Dataset records
□ □ □ □

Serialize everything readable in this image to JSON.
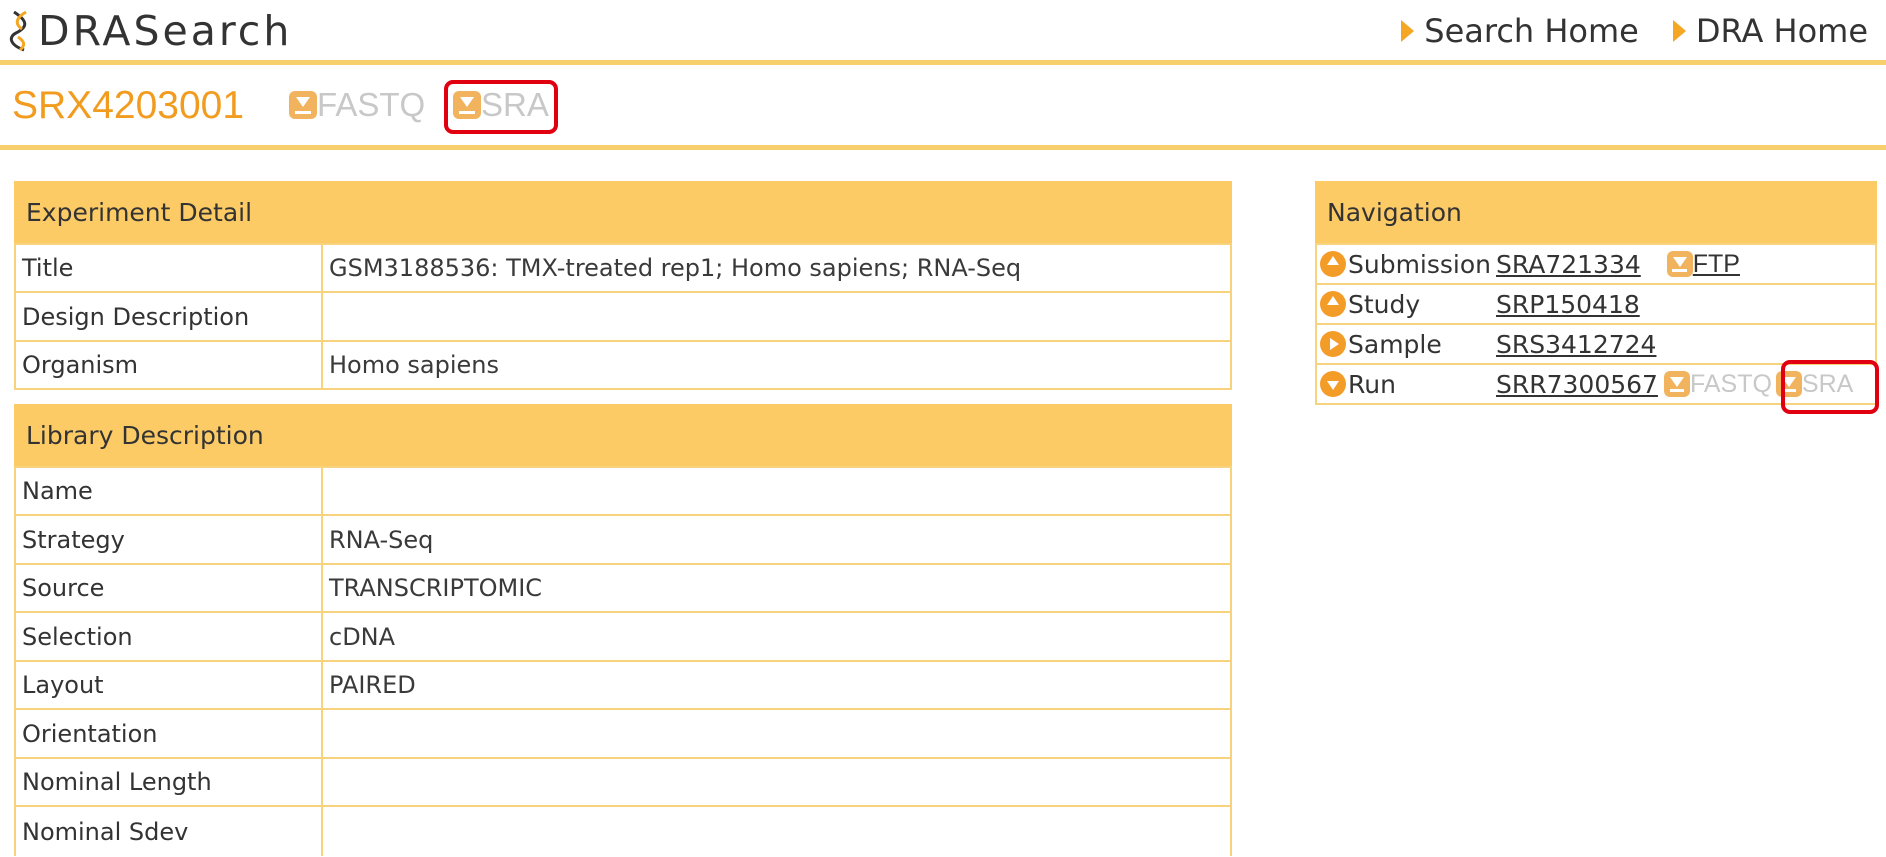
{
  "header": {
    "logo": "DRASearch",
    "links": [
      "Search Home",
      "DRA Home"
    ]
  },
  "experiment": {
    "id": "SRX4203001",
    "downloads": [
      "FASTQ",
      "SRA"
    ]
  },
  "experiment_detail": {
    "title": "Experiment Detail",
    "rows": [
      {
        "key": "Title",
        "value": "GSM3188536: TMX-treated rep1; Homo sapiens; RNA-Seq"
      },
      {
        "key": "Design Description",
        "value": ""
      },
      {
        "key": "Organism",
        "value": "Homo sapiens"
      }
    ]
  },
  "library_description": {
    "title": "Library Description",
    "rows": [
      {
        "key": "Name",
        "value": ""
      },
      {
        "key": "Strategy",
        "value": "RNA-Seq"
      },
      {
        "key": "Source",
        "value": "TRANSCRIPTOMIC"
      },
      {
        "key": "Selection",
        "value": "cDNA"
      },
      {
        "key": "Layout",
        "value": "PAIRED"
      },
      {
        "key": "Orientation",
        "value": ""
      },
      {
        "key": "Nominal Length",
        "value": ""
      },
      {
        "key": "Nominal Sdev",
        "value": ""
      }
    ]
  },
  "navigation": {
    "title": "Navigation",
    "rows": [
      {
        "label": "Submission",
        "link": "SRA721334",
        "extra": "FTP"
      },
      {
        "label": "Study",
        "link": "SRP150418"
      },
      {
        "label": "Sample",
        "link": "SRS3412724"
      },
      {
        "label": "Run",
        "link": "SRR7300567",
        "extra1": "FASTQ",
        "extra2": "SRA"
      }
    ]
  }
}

□ □ □ □

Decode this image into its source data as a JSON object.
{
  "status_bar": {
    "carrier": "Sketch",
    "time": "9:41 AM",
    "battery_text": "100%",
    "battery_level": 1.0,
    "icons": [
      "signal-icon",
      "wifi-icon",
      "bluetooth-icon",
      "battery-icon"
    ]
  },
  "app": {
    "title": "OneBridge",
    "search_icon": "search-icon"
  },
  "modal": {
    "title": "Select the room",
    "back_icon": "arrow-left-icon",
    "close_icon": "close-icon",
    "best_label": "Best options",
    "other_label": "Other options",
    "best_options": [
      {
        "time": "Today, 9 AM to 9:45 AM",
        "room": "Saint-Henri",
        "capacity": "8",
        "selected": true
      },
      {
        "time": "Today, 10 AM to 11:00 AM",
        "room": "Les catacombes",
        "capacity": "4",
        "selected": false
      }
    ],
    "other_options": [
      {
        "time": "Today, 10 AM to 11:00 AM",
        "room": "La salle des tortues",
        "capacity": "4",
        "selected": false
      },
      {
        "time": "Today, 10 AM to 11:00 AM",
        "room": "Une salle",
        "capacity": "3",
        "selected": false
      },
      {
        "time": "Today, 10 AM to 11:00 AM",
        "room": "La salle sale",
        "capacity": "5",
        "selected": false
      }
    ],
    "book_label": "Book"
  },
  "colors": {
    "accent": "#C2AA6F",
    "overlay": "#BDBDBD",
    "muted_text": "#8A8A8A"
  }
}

□ □ □ □

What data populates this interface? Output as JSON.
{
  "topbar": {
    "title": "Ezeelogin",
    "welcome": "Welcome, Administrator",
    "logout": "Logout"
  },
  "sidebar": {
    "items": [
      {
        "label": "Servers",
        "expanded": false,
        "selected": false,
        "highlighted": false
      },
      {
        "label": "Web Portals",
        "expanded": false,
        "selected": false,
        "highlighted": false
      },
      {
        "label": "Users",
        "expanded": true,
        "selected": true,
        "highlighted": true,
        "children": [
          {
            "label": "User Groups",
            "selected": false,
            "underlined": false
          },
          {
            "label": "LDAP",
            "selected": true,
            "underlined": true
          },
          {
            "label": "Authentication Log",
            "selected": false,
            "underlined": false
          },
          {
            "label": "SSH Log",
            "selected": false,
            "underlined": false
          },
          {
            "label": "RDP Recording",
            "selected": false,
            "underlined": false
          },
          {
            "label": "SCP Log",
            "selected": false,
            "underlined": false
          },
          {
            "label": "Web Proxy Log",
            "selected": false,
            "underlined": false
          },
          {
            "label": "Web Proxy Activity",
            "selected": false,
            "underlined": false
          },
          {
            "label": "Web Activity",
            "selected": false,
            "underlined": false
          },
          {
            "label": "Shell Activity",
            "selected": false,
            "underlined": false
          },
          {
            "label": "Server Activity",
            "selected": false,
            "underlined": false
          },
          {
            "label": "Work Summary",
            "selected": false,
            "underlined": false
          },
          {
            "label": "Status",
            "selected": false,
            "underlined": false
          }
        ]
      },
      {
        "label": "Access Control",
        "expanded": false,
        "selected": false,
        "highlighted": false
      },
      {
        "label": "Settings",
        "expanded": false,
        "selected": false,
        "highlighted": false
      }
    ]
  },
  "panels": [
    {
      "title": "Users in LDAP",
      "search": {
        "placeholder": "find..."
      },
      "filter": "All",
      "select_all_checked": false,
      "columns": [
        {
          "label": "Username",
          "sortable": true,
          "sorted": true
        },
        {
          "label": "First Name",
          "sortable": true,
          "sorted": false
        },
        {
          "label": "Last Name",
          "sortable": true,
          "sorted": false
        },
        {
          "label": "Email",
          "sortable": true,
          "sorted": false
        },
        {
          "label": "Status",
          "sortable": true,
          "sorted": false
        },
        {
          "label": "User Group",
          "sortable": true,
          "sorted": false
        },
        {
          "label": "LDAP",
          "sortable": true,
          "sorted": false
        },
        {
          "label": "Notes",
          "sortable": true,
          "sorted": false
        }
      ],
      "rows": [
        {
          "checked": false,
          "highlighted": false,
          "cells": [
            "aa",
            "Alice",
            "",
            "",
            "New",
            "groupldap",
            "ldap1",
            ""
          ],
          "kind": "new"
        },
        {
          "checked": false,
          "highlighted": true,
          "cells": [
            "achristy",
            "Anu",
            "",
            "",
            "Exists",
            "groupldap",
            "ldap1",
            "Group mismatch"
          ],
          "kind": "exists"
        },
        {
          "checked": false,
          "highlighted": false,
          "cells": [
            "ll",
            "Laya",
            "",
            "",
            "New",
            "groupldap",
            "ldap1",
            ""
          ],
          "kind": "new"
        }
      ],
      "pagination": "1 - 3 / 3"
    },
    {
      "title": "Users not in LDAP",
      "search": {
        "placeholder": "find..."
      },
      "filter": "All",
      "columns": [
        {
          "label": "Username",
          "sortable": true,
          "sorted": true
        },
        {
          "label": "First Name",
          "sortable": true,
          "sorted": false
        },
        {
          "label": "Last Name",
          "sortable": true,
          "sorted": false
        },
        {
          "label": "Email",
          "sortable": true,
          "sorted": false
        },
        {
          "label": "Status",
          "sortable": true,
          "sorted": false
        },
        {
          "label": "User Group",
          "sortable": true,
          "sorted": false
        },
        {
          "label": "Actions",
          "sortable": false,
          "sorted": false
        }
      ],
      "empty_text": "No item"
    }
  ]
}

□ □ □ □

Set task:
Look through the entries and find each line that has the string "room". Copy those lines.

Problem solution:
    "title": "Select the room",
        "room": "Saint-Henri",
        "room": "Les catacombes",
        "room": "La salle des tortues",
        "room": "Une salle",
        "room": "La salle sale",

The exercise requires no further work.